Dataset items
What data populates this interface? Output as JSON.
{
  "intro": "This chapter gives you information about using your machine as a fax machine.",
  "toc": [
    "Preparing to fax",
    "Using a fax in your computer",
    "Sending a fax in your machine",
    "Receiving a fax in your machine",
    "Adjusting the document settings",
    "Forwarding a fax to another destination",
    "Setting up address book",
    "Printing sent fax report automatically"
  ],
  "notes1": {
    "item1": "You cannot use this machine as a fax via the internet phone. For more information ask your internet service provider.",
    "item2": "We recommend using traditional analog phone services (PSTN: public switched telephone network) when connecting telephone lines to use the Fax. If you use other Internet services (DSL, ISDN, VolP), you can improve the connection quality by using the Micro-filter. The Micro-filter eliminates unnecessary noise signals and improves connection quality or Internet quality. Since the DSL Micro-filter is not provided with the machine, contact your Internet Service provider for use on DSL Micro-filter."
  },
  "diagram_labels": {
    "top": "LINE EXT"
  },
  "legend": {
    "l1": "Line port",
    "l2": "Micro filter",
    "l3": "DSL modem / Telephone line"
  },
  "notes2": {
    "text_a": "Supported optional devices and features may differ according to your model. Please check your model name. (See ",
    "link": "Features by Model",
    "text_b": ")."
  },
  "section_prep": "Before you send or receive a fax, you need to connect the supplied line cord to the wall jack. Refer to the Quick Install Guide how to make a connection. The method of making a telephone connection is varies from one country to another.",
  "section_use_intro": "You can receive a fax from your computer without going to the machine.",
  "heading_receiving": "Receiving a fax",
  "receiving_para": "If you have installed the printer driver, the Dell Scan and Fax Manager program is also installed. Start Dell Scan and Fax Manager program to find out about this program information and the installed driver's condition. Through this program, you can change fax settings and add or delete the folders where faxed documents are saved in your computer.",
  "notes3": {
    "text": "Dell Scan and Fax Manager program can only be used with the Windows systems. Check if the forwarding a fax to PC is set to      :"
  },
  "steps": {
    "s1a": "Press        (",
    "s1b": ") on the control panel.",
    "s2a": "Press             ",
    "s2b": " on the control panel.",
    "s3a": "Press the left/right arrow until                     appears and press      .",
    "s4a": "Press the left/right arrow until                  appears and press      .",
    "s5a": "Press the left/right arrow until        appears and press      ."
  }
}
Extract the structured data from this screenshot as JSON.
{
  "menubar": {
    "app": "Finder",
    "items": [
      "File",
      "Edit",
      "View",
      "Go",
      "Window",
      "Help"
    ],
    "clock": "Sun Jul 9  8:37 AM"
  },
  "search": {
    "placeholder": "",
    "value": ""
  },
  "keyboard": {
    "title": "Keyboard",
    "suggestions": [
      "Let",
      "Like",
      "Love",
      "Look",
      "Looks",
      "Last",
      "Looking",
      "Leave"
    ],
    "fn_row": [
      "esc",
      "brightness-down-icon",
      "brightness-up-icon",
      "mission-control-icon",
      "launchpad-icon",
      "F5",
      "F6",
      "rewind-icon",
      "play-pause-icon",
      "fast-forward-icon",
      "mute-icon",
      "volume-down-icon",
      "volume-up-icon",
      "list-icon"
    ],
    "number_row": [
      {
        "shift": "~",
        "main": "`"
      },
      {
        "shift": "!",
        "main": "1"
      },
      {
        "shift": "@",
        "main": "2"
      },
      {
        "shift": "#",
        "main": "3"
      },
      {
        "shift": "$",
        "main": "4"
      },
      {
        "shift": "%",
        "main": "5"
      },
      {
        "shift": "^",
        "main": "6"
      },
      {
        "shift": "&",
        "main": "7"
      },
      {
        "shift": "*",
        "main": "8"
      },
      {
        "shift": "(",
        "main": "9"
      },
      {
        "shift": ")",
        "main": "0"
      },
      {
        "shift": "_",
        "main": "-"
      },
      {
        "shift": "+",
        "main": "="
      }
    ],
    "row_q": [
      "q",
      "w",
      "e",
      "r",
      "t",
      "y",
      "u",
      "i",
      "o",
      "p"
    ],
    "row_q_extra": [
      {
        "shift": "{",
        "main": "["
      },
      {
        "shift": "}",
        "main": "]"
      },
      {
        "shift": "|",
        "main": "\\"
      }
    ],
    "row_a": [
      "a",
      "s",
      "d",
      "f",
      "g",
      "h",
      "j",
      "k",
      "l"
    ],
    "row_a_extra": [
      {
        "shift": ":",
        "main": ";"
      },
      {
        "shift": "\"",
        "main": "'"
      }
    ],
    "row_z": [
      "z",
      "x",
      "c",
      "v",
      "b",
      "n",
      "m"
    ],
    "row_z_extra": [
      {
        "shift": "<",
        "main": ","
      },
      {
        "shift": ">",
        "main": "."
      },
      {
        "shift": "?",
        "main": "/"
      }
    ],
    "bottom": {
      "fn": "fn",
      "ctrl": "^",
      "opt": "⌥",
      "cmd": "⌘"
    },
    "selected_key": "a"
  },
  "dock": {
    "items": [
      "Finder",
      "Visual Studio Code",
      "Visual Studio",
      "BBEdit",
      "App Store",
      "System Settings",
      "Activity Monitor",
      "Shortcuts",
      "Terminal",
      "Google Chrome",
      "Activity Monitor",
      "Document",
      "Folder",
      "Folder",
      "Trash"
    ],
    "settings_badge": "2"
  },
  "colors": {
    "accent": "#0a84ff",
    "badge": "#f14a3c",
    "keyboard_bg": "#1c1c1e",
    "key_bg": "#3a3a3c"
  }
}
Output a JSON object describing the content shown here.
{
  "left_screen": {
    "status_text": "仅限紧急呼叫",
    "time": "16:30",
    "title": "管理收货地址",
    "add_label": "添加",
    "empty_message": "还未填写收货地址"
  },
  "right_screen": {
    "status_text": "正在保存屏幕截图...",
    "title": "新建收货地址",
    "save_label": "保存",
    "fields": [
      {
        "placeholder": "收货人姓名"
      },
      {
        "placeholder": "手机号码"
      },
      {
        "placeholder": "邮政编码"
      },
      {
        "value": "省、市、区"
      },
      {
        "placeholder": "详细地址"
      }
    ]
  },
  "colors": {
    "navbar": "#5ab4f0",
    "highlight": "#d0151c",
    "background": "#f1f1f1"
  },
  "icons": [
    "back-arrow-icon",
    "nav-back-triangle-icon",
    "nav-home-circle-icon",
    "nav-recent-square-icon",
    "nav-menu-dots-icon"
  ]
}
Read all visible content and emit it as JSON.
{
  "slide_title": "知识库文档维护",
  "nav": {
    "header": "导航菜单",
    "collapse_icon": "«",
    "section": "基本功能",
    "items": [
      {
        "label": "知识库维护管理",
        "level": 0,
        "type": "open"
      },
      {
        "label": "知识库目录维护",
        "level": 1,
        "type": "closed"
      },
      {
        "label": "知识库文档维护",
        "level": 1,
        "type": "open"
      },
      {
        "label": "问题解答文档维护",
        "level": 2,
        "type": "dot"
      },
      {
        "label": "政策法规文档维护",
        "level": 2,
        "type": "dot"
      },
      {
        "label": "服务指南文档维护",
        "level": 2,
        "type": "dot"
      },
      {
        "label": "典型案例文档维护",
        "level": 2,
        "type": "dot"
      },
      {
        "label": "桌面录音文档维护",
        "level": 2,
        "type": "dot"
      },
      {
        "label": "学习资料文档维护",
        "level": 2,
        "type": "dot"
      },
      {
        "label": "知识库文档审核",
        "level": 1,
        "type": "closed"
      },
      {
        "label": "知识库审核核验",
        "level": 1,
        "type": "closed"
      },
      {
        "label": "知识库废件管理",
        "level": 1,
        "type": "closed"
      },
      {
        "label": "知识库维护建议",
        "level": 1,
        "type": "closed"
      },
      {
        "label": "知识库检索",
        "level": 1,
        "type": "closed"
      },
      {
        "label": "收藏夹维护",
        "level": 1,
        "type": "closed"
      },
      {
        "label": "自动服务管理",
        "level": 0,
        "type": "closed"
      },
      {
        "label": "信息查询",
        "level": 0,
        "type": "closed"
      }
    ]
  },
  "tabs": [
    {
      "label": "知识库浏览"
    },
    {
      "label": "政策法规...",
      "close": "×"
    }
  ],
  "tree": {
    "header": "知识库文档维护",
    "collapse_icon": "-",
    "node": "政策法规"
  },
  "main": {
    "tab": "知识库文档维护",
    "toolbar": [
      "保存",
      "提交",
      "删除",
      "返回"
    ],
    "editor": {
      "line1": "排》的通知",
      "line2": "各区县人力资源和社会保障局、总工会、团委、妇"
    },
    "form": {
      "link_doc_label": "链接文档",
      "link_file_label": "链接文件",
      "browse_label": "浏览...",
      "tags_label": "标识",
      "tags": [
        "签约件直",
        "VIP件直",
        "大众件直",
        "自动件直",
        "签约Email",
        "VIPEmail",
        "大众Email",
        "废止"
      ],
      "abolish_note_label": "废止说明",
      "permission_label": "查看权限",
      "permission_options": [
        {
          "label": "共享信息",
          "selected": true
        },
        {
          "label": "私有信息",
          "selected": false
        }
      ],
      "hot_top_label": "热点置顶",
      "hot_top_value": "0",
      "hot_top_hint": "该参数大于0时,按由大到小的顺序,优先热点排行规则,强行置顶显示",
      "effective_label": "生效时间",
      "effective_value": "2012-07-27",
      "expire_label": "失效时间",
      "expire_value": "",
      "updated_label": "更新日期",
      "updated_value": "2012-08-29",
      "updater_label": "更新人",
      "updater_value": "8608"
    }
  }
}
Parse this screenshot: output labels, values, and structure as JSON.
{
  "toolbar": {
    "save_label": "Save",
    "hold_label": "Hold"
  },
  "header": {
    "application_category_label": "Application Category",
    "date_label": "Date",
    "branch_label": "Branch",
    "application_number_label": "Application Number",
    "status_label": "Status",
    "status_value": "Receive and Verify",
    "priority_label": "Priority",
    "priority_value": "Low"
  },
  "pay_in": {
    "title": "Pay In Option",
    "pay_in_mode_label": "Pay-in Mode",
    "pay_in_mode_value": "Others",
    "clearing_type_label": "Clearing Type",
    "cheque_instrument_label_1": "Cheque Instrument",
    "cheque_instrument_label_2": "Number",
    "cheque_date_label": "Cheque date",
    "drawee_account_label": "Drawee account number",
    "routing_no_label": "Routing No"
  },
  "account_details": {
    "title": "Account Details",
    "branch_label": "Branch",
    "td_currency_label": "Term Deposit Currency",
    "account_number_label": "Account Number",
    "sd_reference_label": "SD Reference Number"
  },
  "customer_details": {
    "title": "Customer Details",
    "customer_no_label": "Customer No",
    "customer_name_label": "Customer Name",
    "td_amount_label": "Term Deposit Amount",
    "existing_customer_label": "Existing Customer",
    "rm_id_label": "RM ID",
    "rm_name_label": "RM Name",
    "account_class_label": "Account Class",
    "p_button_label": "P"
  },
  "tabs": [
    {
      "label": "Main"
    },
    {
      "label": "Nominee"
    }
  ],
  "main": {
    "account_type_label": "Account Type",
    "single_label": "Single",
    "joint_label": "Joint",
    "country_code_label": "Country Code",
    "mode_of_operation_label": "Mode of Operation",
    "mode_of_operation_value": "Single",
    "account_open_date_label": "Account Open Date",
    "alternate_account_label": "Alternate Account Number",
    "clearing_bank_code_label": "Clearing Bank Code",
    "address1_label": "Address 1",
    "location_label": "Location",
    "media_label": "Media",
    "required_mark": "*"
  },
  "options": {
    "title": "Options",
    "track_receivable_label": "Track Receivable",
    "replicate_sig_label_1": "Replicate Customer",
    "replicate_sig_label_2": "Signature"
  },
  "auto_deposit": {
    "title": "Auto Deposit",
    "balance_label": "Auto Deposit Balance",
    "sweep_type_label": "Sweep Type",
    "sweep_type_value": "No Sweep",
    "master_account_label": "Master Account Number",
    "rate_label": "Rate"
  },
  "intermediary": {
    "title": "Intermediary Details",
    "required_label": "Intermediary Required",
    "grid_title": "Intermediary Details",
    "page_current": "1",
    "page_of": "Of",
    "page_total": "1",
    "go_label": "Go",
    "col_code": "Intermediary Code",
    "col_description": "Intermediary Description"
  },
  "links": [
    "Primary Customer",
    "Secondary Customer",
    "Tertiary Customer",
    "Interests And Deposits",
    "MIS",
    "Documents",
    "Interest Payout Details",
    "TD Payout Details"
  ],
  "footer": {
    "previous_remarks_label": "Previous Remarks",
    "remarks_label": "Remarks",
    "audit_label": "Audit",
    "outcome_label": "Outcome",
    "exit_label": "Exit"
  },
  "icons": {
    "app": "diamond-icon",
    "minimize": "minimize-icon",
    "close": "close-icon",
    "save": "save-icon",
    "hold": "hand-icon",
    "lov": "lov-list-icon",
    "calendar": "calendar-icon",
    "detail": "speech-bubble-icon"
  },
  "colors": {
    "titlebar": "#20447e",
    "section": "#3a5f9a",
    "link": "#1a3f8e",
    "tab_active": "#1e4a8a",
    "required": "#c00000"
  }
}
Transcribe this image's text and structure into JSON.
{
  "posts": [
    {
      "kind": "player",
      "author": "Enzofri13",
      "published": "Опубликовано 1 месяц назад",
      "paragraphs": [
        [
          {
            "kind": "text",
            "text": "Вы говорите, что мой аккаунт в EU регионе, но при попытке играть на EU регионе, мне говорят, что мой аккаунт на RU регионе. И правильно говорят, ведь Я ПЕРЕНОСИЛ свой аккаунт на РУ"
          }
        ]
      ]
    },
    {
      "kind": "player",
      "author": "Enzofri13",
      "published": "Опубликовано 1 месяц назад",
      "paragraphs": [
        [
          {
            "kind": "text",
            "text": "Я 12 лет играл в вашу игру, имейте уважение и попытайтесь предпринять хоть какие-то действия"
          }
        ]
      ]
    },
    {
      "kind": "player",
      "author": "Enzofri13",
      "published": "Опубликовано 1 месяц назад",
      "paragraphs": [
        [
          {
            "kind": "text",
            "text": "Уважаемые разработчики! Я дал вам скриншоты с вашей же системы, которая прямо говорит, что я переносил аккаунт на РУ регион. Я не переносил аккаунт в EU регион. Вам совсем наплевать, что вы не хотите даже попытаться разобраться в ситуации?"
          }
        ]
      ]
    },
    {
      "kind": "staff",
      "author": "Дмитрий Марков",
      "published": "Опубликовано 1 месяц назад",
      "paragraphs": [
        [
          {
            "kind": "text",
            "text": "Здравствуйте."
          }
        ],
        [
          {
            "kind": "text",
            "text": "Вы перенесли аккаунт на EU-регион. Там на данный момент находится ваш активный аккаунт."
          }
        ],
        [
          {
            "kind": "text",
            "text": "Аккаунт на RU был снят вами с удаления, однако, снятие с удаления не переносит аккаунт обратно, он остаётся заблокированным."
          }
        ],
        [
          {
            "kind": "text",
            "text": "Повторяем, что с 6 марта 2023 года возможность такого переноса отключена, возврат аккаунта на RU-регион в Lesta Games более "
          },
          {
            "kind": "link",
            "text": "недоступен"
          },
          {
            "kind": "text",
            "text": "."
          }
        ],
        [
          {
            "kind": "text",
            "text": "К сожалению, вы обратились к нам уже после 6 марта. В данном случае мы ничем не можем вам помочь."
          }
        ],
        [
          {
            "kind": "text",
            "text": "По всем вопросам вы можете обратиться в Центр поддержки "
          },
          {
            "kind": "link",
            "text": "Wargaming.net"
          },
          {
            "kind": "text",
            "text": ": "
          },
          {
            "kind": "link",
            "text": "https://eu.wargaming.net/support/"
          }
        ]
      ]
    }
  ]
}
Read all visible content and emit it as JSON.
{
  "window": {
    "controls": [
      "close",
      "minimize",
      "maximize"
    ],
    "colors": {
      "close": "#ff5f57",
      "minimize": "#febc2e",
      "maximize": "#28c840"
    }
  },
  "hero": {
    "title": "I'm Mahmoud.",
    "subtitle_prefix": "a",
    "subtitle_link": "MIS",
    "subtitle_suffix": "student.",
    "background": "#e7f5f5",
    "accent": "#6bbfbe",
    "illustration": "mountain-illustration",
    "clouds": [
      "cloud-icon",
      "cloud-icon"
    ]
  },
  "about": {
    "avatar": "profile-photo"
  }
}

▶ _Given instruction_
Find each line holding "arrow". Copy it out.

▶ _Output for this exercise_
    "s3a": "Press the left/right arrow until                     appears and press      .",
    "s4a": "Press the left/right arrow until                  appears and press      .",
    "s5a": "Press the left/right arrow until        appears and press      ."
    "back-arrow-icon",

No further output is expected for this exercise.